(Extracted records)
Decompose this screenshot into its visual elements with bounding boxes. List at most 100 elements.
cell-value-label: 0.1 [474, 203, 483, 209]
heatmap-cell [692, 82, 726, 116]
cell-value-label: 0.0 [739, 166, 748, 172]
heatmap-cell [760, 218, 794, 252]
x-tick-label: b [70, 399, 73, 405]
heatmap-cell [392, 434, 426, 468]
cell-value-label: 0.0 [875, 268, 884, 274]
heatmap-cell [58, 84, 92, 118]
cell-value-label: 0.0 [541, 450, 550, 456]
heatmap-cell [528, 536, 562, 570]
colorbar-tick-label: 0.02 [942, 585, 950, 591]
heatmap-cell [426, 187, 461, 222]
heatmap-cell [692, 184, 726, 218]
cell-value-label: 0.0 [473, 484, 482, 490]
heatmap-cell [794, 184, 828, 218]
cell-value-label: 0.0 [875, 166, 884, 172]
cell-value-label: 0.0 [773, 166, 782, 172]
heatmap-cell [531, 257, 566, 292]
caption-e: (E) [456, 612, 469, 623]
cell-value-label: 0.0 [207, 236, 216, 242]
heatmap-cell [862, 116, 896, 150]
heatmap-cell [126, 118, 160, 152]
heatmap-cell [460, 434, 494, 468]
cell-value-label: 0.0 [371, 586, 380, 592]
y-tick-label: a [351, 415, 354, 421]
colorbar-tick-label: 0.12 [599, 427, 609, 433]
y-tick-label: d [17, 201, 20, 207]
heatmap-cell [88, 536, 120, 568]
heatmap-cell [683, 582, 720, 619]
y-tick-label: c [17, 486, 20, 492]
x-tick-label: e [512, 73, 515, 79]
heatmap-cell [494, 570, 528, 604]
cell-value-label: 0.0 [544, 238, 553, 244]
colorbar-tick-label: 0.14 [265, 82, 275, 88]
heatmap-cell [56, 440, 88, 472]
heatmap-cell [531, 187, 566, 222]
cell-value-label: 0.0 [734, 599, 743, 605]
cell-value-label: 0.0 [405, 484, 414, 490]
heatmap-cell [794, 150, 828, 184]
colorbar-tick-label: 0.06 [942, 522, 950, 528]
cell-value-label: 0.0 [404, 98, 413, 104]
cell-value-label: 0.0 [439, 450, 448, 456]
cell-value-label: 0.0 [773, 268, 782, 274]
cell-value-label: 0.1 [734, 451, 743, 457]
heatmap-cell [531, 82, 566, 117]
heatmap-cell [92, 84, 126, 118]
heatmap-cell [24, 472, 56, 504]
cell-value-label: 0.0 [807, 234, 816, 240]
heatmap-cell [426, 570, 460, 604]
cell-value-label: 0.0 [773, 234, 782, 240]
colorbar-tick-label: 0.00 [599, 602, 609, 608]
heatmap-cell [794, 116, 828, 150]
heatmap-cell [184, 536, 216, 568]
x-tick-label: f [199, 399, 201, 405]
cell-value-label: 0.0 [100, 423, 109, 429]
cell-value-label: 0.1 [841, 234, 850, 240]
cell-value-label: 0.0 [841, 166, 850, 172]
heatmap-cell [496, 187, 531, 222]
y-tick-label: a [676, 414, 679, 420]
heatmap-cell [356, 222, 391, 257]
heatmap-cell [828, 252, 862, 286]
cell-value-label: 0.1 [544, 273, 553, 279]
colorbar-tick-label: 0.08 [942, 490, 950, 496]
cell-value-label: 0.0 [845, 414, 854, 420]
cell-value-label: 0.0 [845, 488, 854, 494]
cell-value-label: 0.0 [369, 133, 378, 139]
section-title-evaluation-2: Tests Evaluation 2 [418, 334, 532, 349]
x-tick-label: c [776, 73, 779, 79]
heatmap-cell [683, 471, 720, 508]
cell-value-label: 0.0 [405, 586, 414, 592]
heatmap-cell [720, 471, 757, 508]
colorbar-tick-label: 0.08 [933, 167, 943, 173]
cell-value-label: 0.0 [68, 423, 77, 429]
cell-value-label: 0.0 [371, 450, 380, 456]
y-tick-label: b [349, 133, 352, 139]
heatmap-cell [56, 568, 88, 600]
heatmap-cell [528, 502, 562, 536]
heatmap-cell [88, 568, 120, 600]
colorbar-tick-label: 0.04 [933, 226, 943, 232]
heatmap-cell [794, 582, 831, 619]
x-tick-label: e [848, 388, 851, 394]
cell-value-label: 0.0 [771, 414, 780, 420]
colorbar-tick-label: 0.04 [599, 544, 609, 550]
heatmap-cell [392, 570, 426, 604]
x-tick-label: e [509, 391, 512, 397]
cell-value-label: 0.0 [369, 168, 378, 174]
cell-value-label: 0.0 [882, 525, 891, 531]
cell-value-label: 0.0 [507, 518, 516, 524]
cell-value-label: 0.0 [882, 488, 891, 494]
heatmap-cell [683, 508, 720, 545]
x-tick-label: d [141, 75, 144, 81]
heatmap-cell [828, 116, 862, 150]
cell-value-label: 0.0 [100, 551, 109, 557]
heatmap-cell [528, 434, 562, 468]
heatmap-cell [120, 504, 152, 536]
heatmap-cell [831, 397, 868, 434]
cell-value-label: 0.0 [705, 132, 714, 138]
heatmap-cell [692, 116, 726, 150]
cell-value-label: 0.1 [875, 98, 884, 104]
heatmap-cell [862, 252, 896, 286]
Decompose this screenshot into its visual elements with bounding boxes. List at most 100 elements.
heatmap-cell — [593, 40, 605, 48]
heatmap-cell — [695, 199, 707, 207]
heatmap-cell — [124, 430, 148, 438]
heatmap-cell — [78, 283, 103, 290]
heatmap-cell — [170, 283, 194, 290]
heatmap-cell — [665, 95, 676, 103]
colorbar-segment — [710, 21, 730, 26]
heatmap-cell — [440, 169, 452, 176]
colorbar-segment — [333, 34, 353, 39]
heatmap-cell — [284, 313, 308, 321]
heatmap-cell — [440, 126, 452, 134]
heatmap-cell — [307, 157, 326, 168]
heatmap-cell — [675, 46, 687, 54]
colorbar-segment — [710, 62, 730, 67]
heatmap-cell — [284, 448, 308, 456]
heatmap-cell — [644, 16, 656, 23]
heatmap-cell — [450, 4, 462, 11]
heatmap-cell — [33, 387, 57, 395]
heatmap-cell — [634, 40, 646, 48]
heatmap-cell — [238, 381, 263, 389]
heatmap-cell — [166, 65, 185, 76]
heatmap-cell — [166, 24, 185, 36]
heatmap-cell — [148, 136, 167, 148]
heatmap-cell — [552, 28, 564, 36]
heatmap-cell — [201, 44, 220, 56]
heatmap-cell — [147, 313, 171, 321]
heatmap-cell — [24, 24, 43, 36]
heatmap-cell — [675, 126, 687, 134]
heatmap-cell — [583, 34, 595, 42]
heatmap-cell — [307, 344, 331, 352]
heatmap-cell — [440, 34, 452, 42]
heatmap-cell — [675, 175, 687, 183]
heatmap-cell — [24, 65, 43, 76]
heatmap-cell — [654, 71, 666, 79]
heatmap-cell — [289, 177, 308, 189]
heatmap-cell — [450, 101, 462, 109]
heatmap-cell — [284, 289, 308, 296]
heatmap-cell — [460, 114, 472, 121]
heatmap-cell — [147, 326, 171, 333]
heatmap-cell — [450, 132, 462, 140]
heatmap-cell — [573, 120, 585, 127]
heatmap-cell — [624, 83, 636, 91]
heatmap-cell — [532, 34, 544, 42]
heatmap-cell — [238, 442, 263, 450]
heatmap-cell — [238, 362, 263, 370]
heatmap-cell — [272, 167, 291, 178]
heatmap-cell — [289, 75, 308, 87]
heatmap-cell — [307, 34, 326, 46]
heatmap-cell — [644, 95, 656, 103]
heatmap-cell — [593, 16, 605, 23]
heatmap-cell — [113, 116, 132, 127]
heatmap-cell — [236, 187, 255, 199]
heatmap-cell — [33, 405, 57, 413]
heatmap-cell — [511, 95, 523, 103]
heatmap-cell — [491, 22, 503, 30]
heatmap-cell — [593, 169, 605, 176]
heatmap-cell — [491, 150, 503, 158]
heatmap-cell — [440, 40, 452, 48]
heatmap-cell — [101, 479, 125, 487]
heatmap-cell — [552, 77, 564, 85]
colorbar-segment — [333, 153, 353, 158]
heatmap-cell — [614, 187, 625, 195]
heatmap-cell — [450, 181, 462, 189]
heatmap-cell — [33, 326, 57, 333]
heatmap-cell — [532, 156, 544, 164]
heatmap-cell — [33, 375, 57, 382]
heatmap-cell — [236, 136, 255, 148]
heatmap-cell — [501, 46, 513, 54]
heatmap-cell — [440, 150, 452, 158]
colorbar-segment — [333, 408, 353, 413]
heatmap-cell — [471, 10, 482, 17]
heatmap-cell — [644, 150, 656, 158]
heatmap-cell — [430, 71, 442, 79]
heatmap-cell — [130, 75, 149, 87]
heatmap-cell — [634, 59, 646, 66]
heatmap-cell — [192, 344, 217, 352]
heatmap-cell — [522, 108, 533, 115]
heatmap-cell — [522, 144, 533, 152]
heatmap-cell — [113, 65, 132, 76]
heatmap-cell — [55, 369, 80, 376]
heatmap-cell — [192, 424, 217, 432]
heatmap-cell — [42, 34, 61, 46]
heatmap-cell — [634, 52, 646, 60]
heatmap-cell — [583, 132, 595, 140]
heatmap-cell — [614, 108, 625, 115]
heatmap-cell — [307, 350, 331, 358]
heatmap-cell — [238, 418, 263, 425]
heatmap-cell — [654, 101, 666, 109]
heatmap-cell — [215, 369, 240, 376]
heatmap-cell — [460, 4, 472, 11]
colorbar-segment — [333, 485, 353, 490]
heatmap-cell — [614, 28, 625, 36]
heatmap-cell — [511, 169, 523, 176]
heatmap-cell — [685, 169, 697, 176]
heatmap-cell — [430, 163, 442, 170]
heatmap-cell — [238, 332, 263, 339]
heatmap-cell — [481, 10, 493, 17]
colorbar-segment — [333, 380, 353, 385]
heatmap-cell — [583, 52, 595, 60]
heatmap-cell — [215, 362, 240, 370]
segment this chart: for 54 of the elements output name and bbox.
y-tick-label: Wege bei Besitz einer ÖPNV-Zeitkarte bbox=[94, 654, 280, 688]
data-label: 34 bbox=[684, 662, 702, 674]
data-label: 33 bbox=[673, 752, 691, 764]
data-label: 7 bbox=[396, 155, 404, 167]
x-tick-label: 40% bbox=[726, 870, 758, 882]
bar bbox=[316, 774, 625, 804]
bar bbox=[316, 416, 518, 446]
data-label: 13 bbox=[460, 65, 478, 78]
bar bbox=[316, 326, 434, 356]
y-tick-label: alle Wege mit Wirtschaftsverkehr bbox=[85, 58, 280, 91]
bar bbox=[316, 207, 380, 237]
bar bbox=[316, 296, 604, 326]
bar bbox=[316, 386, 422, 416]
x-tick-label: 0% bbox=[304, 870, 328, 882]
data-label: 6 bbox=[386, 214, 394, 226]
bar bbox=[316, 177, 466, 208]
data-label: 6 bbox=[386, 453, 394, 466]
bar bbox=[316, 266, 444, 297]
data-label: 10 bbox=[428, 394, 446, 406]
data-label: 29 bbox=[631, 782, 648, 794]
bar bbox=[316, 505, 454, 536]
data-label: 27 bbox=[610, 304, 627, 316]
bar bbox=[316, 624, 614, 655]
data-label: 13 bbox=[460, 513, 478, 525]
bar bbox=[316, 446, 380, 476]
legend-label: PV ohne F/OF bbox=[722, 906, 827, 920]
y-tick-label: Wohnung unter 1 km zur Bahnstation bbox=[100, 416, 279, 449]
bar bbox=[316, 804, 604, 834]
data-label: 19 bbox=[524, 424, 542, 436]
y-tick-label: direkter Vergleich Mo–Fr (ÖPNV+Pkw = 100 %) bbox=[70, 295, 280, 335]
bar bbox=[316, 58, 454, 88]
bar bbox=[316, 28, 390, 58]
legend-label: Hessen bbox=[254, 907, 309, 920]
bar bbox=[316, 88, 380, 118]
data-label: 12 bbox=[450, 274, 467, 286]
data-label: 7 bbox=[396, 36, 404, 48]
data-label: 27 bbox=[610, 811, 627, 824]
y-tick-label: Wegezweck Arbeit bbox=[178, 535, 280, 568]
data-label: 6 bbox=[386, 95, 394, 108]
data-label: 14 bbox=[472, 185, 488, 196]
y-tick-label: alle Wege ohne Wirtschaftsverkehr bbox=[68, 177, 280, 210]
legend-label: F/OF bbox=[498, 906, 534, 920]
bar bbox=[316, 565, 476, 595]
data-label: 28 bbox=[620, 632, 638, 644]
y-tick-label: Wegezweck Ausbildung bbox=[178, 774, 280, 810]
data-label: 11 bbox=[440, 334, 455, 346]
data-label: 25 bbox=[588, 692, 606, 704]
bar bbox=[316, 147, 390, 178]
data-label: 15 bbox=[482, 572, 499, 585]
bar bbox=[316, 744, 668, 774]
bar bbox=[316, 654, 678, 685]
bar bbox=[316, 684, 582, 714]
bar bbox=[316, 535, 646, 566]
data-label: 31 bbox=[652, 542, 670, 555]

(Your task)
Copy the data verbatim from its first line up to and including the line with "heatmap-cell [58, 84, 92, 118]".

(Finished answer)
Decompose this screenshot into its visual elements with bounding boxes. List at most 100 elements.
cell-value-label: 0.1 [474, 203, 483, 209]
heatmap-cell [692, 82, 726, 116]
cell-value-label: 0.0 [739, 166, 748, 172]
heatmap-cell [760, 218, 794, 252]
x-tick-label: b [70, 399, 73, 405]
heatmap-cell [392, 434, 426, 468]
cell-value-label: 0.0 [875, 268, 884, 274]
heatmap-cell [58, 84, 92, 118]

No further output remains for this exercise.